Exercise aim:
Transcribe the entries that follow exactly as they appear, minus pictures.

Data records

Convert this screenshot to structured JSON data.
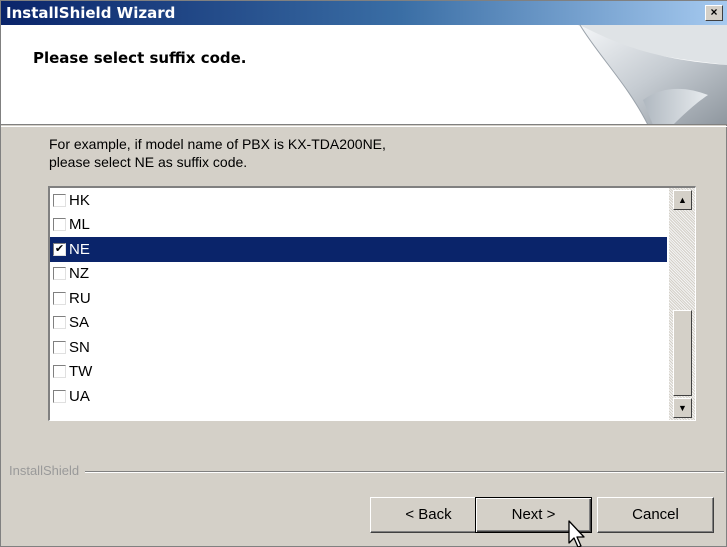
{
  "window": {
    "title": "InstallShield Wizard",
    "close_label": "×"
  },
  "header": {
    "heading": "Please select suffix code."
  },
  "description": {
    "line1": "For example, if model name of PBX is KX-TDA200NE,",
    "line2": "please select NE as suffix code."
  },
  "list": {
    "items": [
      {
        "label": "HK",
        "checked": false,
        "selected": false
      },
      {
        "label": "ML",
        "checked": false,
        "selected": false
      },
      {
        "label": "NE",
        "checked": true,
        "selected": true
      },
      {
        "label": "NZ",
        "checked": false,
        "selected": false
      },
      {
        "label": "RU",
        "checked": false,
        "selected": false
      },
      {
        "label": "SA",
        "checked": false,
        "selected": false
      },
      {
        "label": "SN",
        "checked": false,
        "selected": false
      },
      {
        "label": "TW",
        "checked": false,
        "selected": false
      },
      {
        "label": "UA",
        "checked": false,
        "selected": false
      }
    ]
  },
  "footer": {
    "brand": "InstallShield"
  },
  "buttons": {
    "back": "< Back",
    "next": "Next >",
    "cancel": "Cancel"
  },
  "colors": {
    "selection": "#0a246a",
    "title_start": "#0a246a",
    "title_end": "#a6caf0",
    "face": "#d4d0c8"
  },
  "icons": {
    "close": "close-icon",
    "scroll_up": "scroll-up-arrow-icon",
    "scroll_down": "scroll-down-arrow-icon",
    "check": "checkmark-icon",
    "cursor": "mouse-pointer-icon"
  }
}
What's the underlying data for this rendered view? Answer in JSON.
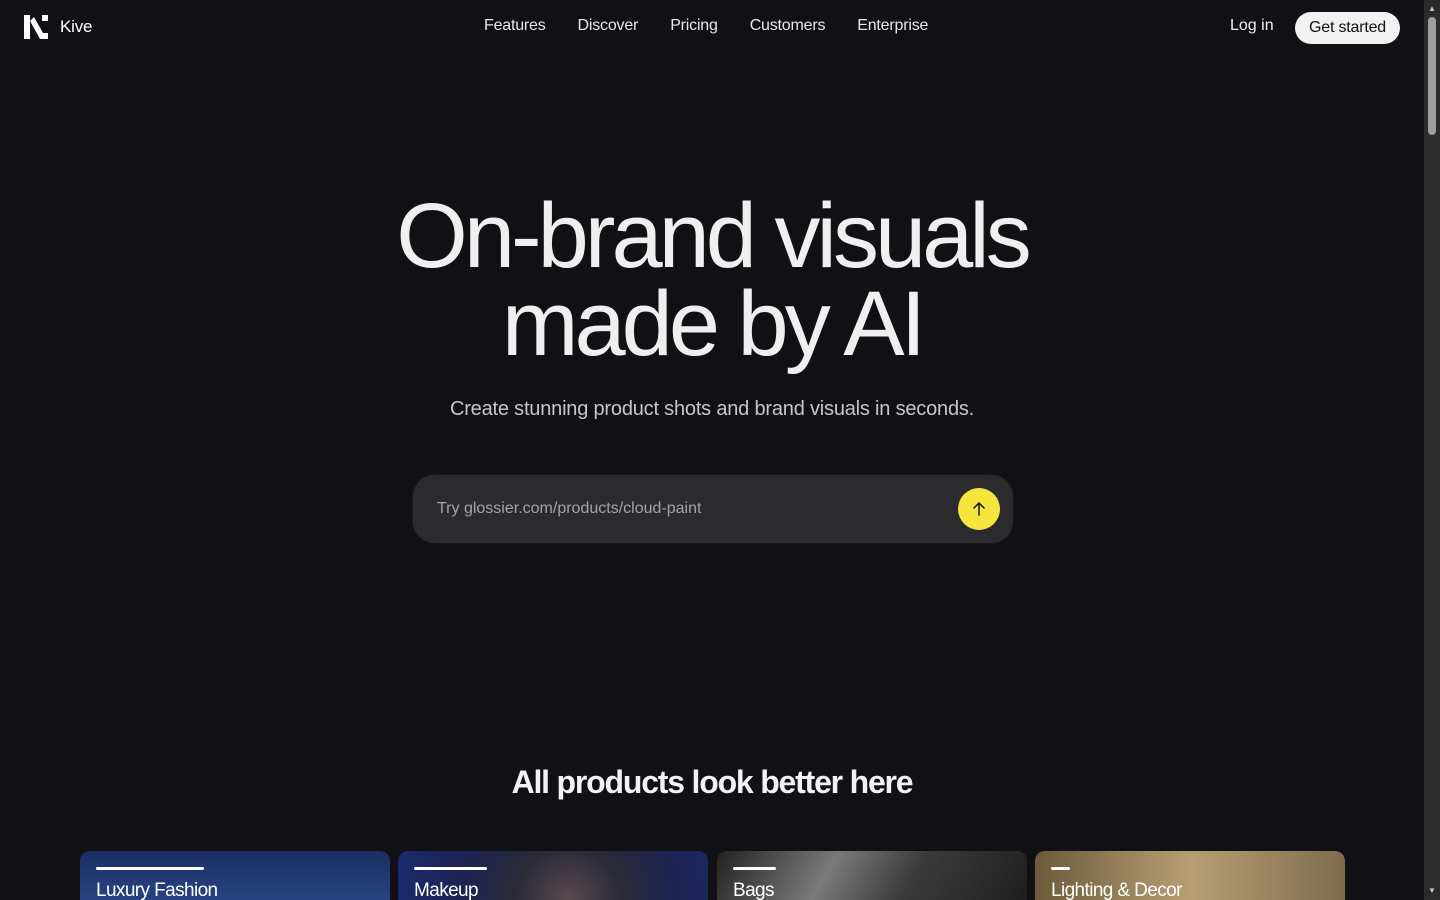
{
  "brand": {
    "name": "Kive",
    "logo_icon": "kive-logo-icon"
  },
  "nav": {
    "items": [
      {
        "label": "Features"
      },
      {
        "label": "Discover"
      },
      {
        "label": "Pricing"
      },
      {
        "label": "Customers"
      },
      {
        "label": "Enterprise"
      }
    ],
    "login_label": "Log in",
    "cta_label": "Get started"
  },
  "hero": {
    "title_line1": "On-brand visuals",
    "title_line2": "made by AI",
    "subtitle": "Create stunning product shots and brand visuals in seconds.",
    "search_placeholder": "Try glossier.com/products/cloud-paint",
    "submit_icon": "arrow-up-icon",
    "accent_color": "#f6e53c"
  },
  "products": {
    "title": "All products look better here",
    "cards": [
      {
        "label": "Luxury Fashion"
      },
      {
        "label": "Makeup"
      },
      {
        "label": "Bags"
      },
      {
        "label": "Lighting & Decor"
      }
    ]
  },
  "colors": {
    "background": "#111115",
    "text": "#efefef",
    "muted_text": "#c7c7cb",
    "search_bg": "#2b2b2e"
  }
}
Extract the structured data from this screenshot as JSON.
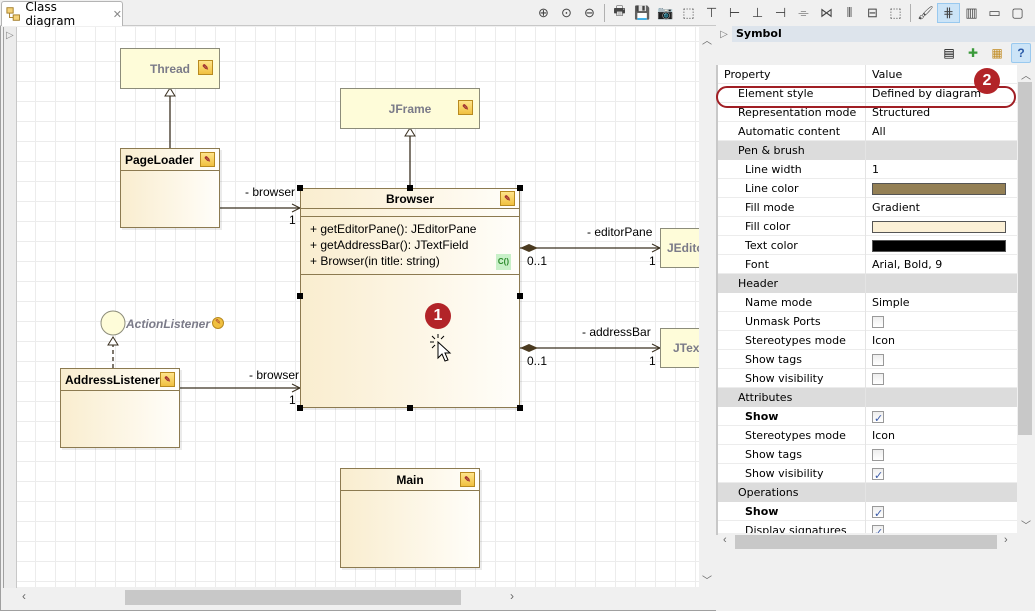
{
  "editor_tab": {
    "icon": "class-diagram-icon",
    "label": "Class diagram",
    "close_icon": "close-icon"
  },
  "toolbar": {
    "groups": [
      [
        "zoom-in-icon",
        "zoom-reset-icon",
        "zoom-out-icon"
      ],
      [
        "print-icon",
        "save-icon",
        "snapshot-icon",
        "select-region-icon",
        "align-top-icon",
        "align-left-icon",
        "align-bottom-icon",
        "align-right-icon",
        "center-horizontal-icon",
        "center-vertical-icon",
        "distribute-horizontal-icon",
        "distribute-vertical-icon",
        "fit-icon"
      ],
      [
        "format-painter-icon",
        "grid-icon",
        "panel-icon",
        "minimize-icon",
        "maximize-icon"
      ]
    ],
    "glyphs": [
      "⊕",
      "⊙",
      "⊖",
      "🖶",
      "💾",
      "📷",
      "⬚",
      "⊤",
      "⊢",
      "⊥",
      "⊣",
      "⌯",
      "⋈",
      "⫴",
      "⊟",
      "⬚",
      "🖌",
      "⋕",
      "▥",
      "▭",
      "▢"
    ],
    "selected": "grid-icon"
  },
  "diagram": {
    "classes": {
      "thread": "Thread",
      "jframe": "JFrame",
      "pageloader": "PageLoader",
      "browser": "Browser",
      "jeditor": "JEdito",
      "jtext": "JTex",
      "actionlistener": "ActionListener",
      "addresslistener": "AddressListener",
      "main": "Main"
    },
    "browser_operations": [
      "+ getEditorPane(): JEditorPane",
      "+ getAddressBar(): JTextField",
      "+ Browser(in title: string)"
    ],
    "constructor_tag": "C()",
    "associations": {
      "pageloader_role": "- browser",
      "pageloader_mult": "1",
      "editor_role": "- editorPane",
      "editor_src_mult": "0..1",
      "editor_dst_mult": "1",
      "address_role": "- addressBar",
      "address_src_mult": "0..1",
      "address_dst_mult": "1",
      "listener_role": "- browser",
      "listener_mult": "1"
    },
    "callout_1": "1"
  },
  "properties_panel": {
    "title": "Symbol",
    "tools": [
      "reset-style-icon",
      "add-style-icon",
      "apply-style-icon",
      "help-icon"
    ],
    "columns": {
      "property": "Property",
      "value": "Value"
    },
    "callout_2": "2",
    "rows": [
      {
        "key": "Element style",
        "value": "Defined by diagram",
        "type": "text",
        "level": 1
      },
      {
        "key": "Representation mode",
        "value": "Structured",
        "type": "text",
        "level": 1
      },
      {
        "key": "Automatic content",
        "value": "All",
        "type": "text",
        "level": 1
      },
      {
        "key": "Pen & brush",
        "type": "group"
      },
      {
        "key": "Line width",
        "value": "1",
        "type": "text",
        "level": 2
      },
      {
        "key": "Line color",
        "color": "#948055",
        "type": "color",
        "level": 2
      },
      {
        "key": "Fill mode",
        "value": "Gradient",
        "type": "text",
        "level": 2
      },
      {
        "key": "Fill color",
        "color": "#fbf0d6",
        "type": "color",
        "level": 2
      },
      {
        "key": "Text color",
        "color": "#000000",
        "type": "color",
        "level": 2
      },
      {
        "key": "Font",
        "value": "Arial, Bold, 9",
        "type": "text",
        "level": 2
      },
      {
        "key": "Header",
        "type": "group"
      },
      {
        "key": "Name mode",
        "value": "Simple",
        "type": "text",
        "level": 2
      },
      {
        "key": "Unmask Ports",
        "checked": false,
        "type": "check",
        "level": 2
      },
      {
        "key": "Stereotypes mode",
        "value": "Icon",
        "type": "text",
        "level": 2
      },
      {
        "key": "Show tags",
        "checked": false,
        "type": "check",
        "level": 2
      },
      {
        "key": "Show visibility",
        "checked": false,
        "type": "check",
        "level": 2
      },
      {
        "key": "Attributes",
        "type": "group"
      },
      {
        "key": "Show",
        "checked": true,
        "type": "check",
        "level": 2,
        "bold": true
      },
      {
        "key": "Stereotypes mode",
        "value": "Icon",
        "type": "text",
        "level": 2
      },
      {
        "key": "Show tags",
        "checked": false,
        "type": "check",
        "level": 2
      },
      {
        "key": "Show visibility",
        "checked": true,
        "type": "check",
        "level": 2
      },
      {
        "key": "Operations",
        "type": "group"
      },
      {
        "key": "Show",
        "checked": true,
        "type": "check",
        "level": 2,
        "bold": true
      },
      {
        "key": "Display signatures",
        "checked": true,
        "type": "check",
        "level": 2
      }
    ]
  }
}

Solution for this exercise:
Convert this screenshot to structured JSON data.
{
  "window": {
    "title": "InstallShield Wizard",
    "close_label": "×"
  },
  "header": {
    "heading": "Please select suffix code."
  },
  "description": {
    "line1": "For example, if model name of PBX is KX-TDA200NE,",
    "line2": "please select NE as suffix code."
  },
  "list": {
    "items": [
      {
        "label": "HK",
        "checked": false,
        "selected": false
      },
      {
        "label": "ML",
        "checked": false,
        "selected": false
      },
      {
        "label": "NE",
        "checked": true,
        "selected": true
      },
      {
        "label": "NZ",
        "checked": false,
        "selected": false
      },
      {
        "label": "RU",
        "checked": false,
        "selected": false
      },
      {
        "label": "SA",
        "checked": false,
        "selected": false
      },
      {
        "label": "SN",
        "checked": false,
        "selected": false
      },
      {
        "label": "TW",
        "checked": false,
        "selected": false
      },
      {
        "label": "UA",
        "checked": false,
        "selected": false
      }
    ]
  },
  "footer": {
    "brand": "InstallShield"
  },
  "buttons": {
    "back": "< Back",
    "next": "Next >",
    "cancel": "Cancel"
  },
  "colors": {
    "selection": "#0a246a",
    "title_start": "#0a246a",
    "title_end": "#a6caf0",
    "face": "#d4d0c8"
  },
  "icons": {
    "close": "close-icon",
    "scroll_up": "scroll-up-arrow-icon",
    "scroll_down": "scroll-down-arrow-icon",
    "check": "checkmark-icon",
    "cursor": "mouse-pointer-icon"
  }
}
What's the underlying data for this rendered view? Answer in JSON.
{
  "brand": {
    "name": "Kive",
    "logo_icon": "kive-logo-icon"
  },
  "nav": {
    "items": [
      {
        "label": "Features"
      },
      {
        "label": "Discover"
      },
      {
        "label": "Pricing"
      },
      {
        "label": "Customers"
      },
      {
        "label": "Enterprise"
      }
    ],
    "login_label": "Log in",
    "cta_label": "Get started"
  },
  "hero": {
    "title_line1": "On-brand visuals",
    "title_line2": "made by AI",
    "subtitle": "Create stunning product shots and brand visuals in seconds.",
    "search_placeholder": "Try glossier.com/products/cloud-paint",
    "submit_icon": "arrow-up-icon",
    "accent_color": "#f6e53c"
  },
  "products": {
    "title": "All products look better here",
    "cards": [
      {
        "label": "Luxury Fashion"
      },
      {
        "label": "Makeup"
      },
      {
        "label": "Bags"
      },
      {
        "label": "Lighting & Decor"
      }
    ]
  },
  "colors": {
    "background": "#111115",
    "text": "#efefef",
    "muted_text": "#c7c7cb",
    "search_bg": "#2b2b2e"
  }
}
Extract the structured data from this screenshot as JSON.
{
  "editor_tab": {
    "icon": "class-diagram-icon",
    "label": "Class diagram",
    "close_icon": "close-icon"
  },
  "toolbar": {
    "groups": [
      [
        "zoom-in-icon",
        "zoom-reset-icon",
        "zoom-out-icon"
      ],
      [
        "print-icon",
        "save-icon",
        "snapshot-icon",
        "select-region-icon",
        "align-top-icon",
        "align-left-icon",
        "align-bottom-icon",
        "align-right-icon",
        "center-horizontal-icon",
        "center-vertical-icon",
        "distribute-horizontal-icon",
        "distribute-vertical-icon",
        "fit-icon"
      ],
      [
        "format-painter-icon",
        "grid-icon",
        "panel-icon",
        "minimize-icon",
        "maximize-icon"
      ]
    ],
    "glyphs": [
      "⊕",
      "⊙",
      "⊖",
      "🖶",
      "💾",
      "📷",
      "⬚",
      "⊤",
      "⊢",
      "⊥",
      "⊣",
      "⌯",
      "⋈",
      "⫴",
      "⊟",
      "⬚",
      "🖌",
      "⋕",
      "▥",
      "▭",
      "▢"
    ],
    "selected": "grid-icon"
  },
  "diagram": {
    "classes": {
      "thread": "Thread",
      "jframe": "JFrame",
      "pageloader": "PageLoader",
      "browser": "Browser",
      "jeditor": "JEdito",
      "jtext": "JTex",
      "actionlistener": "ActionListener",
      "addresslistener": "AddressListener",
      "main": "Main"
    },
    "browser_operations": [
      "+ getEditorPane(): JEditorPane",
      "+ getAddressBar(): JTextField",
      "+ Browser(in title: string)"
    ],
    "constructor_tag": "C()",
    "associations": {
      "pageloader_role": "- browser",
      "pageloader_mult": "1",
      "editor_role": "- editorPane",
      "editor_src_mult": "0..1",
      "editor_dst_mult": "1",
      "address_role": "- addressBar",
      "address_src_mult": "0..1",
      "address_dst_mult": "1",
      "listener_role": "- browser",
      "listener_mult": "1"
    },
    "callout_1": "1"
  },
  "properties_panel": {
    "title": "Symbol",
    "tools": [
      "reset-style-icon",
      "add-style-icon",
      "apply-style-icon",
      "help-icon"
    ],
    "columns": {
      "property": "Property",
      "value": "Value"
    },
    "callout_2": "2",
    "rows": [
      {
        "key": "Element style",
        "value": "Defined by diagram",
        "type": "text",
        "level": 1
      },
      {
        "key": "Representation mode",
        "value": "Structured",
        "type": "text",
        "level": 1
      },
      {
        "key": "Automatic content",
        "value": "All",
        "type": "text",
        "level": 1
      },
      {
        "key": "Pen & brush",
        "type": "group"
      },
      {
        "key": "Line width",
        "value": "1",
        "type": "text",
        "level": 2
      },
      {
        "key": "Line color",
        "color": "#948055",
        "type": "color",
        "level": 2
      },
      {
        "key": "Fill mode",
        "value": "Gradient",
        "type": "text",
        "level": 2
      },
      {
        "key": "Fill color",
        "color": "#fbf0d6",
        "type": "color",
        "level": 2
      },
      {
        "key": "Text color",
        "color": "#000000",
        "type": "color",
        "level": 2
      },
      {
        "key": "Font",
        "value": "Arial, Bold, 9",
        "type": "text",
        "level": 2
      },
      {
        "key": "Header",
        "type": "group"
      },
      {
        "key": "Name mode",
        "value": "Simple",
        "type": "text",
        "level": 2
      },
      {
        "key": "Unmask Ports",
        "checked": false,
        "type": "check",
        "level": 2
      },
      {
        "key": "Stereotypes mode",
        "value": "Icon",
        "type": "text",
        "level": 2
      },
      {
        "key": "Show tags",
        "checked": false,
        "type": "check",
        "level": 2
      },
      {
        "key": "Show visibility",
        "checked": false,
        "type": "check",
        "level": 2
      },
      {
        "key": "Attributes",
        "type": "group"
      },
      {
        "key": "Show",
        "checked": true,
        "type": "check",
        "level": 2,
        "bold": true
      },
      {
        "key": "Stereotypes mode",
        "value": "Icon",
        "type": "text",
        "level": 2
      },
      {
        "key": "Show tags",
        "checked": false,
        "type": "check",
        "level": 2
      },
      {
        "key": "Show visibility",
        "checked": true,
        "type": "check",
        "level": 2
      },
      {
        "key": "Operations",
        "type": "group"
      },
      {
        "key": "Show",
        "checked": true,
        "type": "check",
        "level": 2,
        "bold": true
      },
      {
        "key": "Display signatures",
        "checked": true,
        "type": "check",
        "level": 2
      }
    ]
  }
}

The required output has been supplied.